[EXERCISE]
Extract the listing below in full, unchanged.

A block of data
⁂

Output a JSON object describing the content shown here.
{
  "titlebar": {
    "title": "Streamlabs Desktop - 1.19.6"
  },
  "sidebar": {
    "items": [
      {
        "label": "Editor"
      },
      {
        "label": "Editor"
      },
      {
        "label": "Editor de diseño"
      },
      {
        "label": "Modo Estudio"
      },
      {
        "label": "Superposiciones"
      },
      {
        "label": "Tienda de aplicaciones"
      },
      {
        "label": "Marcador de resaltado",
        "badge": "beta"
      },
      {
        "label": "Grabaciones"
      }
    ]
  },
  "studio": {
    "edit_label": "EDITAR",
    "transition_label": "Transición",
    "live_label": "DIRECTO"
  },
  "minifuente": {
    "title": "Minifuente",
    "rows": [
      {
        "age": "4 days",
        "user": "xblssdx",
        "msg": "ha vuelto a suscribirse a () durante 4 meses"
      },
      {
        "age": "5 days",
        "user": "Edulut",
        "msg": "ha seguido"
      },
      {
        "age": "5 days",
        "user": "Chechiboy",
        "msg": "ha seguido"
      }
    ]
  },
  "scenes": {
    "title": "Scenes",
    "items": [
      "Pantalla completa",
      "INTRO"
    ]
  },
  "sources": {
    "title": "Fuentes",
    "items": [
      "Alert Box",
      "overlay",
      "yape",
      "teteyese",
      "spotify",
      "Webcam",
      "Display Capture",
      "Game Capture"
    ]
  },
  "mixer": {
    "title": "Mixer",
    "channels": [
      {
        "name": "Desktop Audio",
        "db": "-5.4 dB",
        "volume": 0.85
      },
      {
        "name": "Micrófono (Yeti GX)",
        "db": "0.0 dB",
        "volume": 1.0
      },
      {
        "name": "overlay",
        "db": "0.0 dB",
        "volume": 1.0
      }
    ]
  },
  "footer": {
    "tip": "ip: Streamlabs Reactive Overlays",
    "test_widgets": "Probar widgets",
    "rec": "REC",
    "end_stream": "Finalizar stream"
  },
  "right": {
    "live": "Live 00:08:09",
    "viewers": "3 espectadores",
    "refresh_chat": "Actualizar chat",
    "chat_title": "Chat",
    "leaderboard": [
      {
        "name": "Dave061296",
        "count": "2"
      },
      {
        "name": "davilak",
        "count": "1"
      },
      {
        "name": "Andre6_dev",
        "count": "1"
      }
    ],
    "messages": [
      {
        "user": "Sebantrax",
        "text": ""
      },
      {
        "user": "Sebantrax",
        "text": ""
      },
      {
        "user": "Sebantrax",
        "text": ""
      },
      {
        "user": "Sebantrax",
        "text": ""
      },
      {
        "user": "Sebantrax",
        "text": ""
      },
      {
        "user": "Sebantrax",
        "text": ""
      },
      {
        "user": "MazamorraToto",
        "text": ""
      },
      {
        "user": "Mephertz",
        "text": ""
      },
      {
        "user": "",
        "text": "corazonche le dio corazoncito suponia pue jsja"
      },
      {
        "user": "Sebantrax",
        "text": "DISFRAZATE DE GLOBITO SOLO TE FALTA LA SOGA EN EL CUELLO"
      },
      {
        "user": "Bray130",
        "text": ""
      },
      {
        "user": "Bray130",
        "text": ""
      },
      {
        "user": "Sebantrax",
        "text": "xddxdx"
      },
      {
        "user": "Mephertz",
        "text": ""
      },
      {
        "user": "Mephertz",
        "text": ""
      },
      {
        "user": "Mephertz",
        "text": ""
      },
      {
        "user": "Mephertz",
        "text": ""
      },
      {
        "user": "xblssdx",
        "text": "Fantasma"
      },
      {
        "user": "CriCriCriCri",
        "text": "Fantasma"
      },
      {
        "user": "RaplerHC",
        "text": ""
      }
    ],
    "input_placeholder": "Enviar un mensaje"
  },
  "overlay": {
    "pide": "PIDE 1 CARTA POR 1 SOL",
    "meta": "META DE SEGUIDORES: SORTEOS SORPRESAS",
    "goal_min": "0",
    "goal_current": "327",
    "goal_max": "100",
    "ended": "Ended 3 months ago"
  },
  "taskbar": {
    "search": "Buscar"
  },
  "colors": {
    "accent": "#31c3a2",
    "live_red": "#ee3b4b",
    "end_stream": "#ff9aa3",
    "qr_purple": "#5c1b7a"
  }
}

⁂

[THE COMPLETED TASK]
Output a JSON object describing the content shown here.
{
  "titlebar": {
    "title": "Streamlabs Desktop - 1.19.6"
  },
  "sidebar": {
    "items": [
      {
        "label": "Editor"
      },
      {
        "label": "Editor"
      },
      {
        "label": "Editor de diseño"
      },
      {
        "label": "Modo Estudio"
      },
      {
        "label": "Superposiciones"
      },
      {
        "label": "Tienda de aplicaciones"
      },
      {
        "label": "Marcador de resaltado",
        "badge": "beta"
      },
      {
        "label": "Grabaciones"
      }
    ]
  },
  "studio": {
    "edit_label": "EDITAR",
    "transition_label": "Transición",
    "live_label": "DIRECTO"
  },
  "minifuente": {
    "title": "Minifuente",
    "rows": [
      {
        "age": "4 days",
        "user": "xblssdx",
        "msg": "ha vuelto a suscribirse a () durante 4 meses"
      },
      {
        "age": "5 days",
        "user": "Edulut",
        "msg": "ha seguido"
      },
      {
        "age": "5 days",
        "user": "Chechiboy",
        "msg": "ha seguido"
      }
    ]
  },
  "scenes": {
    "title": "Scenes",
    "items": [
      "Pantalla completa",
      "INTRO"
    ]
  },
  "sources": {
    "title": "Fuentes",
    "items": [
      "Alert Box",
      "overlay",
      "yape",
      "teteyese",
      "spotify",
      "Webcam",
      "Display Capture",
      "Game Capture"
    ]
  },
  "mixer": {
    "title": "Mixer",
    "channels": [
      {
        "name": "Desktop Audio",
        "db": "-5.4 dB",
        "volume": 0.85
      },
      {
        "name": "Micrófono (Yeti GX)",
        "db": "0.0 dB",
        "volume": 1.0
      },
      {
        "name": "overlay",
        "db": "0.0 dB",
        "volume": 1.0
      }
    ]
  },
  "footer": {
    "tip": "ip: Streamlabs Reactive Overlays",
    "test_widgets": "Probar widgets",
    "rec": "REC",
    "end_stream": "Finalizar stream"
  },
  "right": {
    "live": "Live 00:08:09",
    "viewers": "3 espectadores",
    "refresh_chat": "Actualizar chat",
    "chat_title": "Chat",
    "leaderboard": [
      {
        "name": "Dave061296",
        "count": "2"
      },
      {
        "name": "davilak",
        "count": "1"
      },
      {
        "name": "Andre6_dev",
        "count": "1"
      }
    ],
    "messages": [
      {
        "user": "Sebantrax",
        "text": ""
      },
      {
        "user": "Sebantrax",
        "text": ""
      },
      {
        "user": "Sebantrax",
        "text": ""
      },
      {
        "user": "Sebantrax",
        "text": ""
      },
      {
        "user": "Sebantrax",
        "text": ""
      },
      {
        "user": "Sebantrax",
        "text": ""
      },
      {
        "user": "MazamorraToto",
        "text": ""
      },
      {
        "user": "Mephertz",
        "text": ""
      },
      {
        "user": "",
        "text": "corazonche le dio corazoncito suponia pue jsja"
      },
      {
        "user": "Sebantrax",
        "text": "DISFRAZATE DE GLOBITO SOLO TE FALTA LA SOGA EN EL CUELLO"
      },
      {
        "user": "Bray130",
        "text": ""
      },
      {
        "user": "Bray130",
        "text": ""
      },
      {
        "user": "Sebantrax",
        "text": "xddxdx"
      },
      {
        "user": "Mephertz",
        "text": ""
      },
      {
        "user": "Mephertz",
        "text": ""
      },
      {
        "user": "Mephertz",
        "text": ""
      },
      {
        "user": "Mephertz",
        "text": ""
      },
      {
        "user": "xblssdx",
        "text": "Fantasma"
      },
      {
        "user": "CriCriCriCri",
        "text": "Fantasma"
      },
      {
        "user": "RaplerHC",
        "text": ""
      }
    ],
    "input_placeholder": "Enviar un mensaje"
  },
  "overlay": {
    "pide": "PIDE 1 CARTA POR 1 SOL",
    "meta": "META DE SEGUIDORES: SORTEOS SORPRESAS",
    "goal_min": "0",
    "goal_current": "327",
    "goal_max": "100",
    "ended": "Ended 3 months ago"
  },
  "taskbar": {
    "search": "Buscar"
  },
  "colors": {
    "accent": "#31c3a2",
    "live_red": "#ee3b4b",
    "end_stream": "#ff9aa3",
    "qr_purple": "#5c1b7a"
  }
}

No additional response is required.